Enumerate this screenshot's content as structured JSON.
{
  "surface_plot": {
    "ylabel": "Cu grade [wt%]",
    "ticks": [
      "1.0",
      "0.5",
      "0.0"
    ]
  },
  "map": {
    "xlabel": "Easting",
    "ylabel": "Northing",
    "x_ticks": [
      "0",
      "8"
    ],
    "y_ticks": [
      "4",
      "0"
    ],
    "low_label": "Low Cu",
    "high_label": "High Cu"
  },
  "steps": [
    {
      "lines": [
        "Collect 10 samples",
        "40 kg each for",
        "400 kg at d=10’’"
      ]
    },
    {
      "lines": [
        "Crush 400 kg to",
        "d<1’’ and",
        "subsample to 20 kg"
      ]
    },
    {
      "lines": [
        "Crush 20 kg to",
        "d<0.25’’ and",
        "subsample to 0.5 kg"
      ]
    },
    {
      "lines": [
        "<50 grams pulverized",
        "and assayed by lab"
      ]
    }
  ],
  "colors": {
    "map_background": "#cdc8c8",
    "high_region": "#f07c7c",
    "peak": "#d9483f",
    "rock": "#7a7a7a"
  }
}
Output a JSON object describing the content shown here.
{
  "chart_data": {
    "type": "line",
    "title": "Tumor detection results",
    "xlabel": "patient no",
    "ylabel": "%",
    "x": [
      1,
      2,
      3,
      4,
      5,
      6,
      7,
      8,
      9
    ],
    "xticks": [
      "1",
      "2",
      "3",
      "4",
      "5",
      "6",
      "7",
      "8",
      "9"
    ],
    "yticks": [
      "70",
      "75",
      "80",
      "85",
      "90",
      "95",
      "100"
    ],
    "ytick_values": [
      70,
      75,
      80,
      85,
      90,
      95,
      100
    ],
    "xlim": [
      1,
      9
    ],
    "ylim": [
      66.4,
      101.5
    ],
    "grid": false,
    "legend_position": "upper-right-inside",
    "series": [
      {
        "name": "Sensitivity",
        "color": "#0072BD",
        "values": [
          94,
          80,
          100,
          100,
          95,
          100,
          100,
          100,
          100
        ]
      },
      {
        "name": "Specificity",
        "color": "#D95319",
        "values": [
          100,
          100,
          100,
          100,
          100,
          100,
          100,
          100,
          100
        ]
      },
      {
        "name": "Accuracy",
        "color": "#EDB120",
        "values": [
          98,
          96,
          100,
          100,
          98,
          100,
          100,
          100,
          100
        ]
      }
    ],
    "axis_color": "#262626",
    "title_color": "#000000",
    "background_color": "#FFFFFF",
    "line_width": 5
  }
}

* [Directions]: Extract every line above containing the word "name".

* [Exercise response]:
        "name": "Sensitivity",
        "name": "Specificity",
        "name": "Accuracy",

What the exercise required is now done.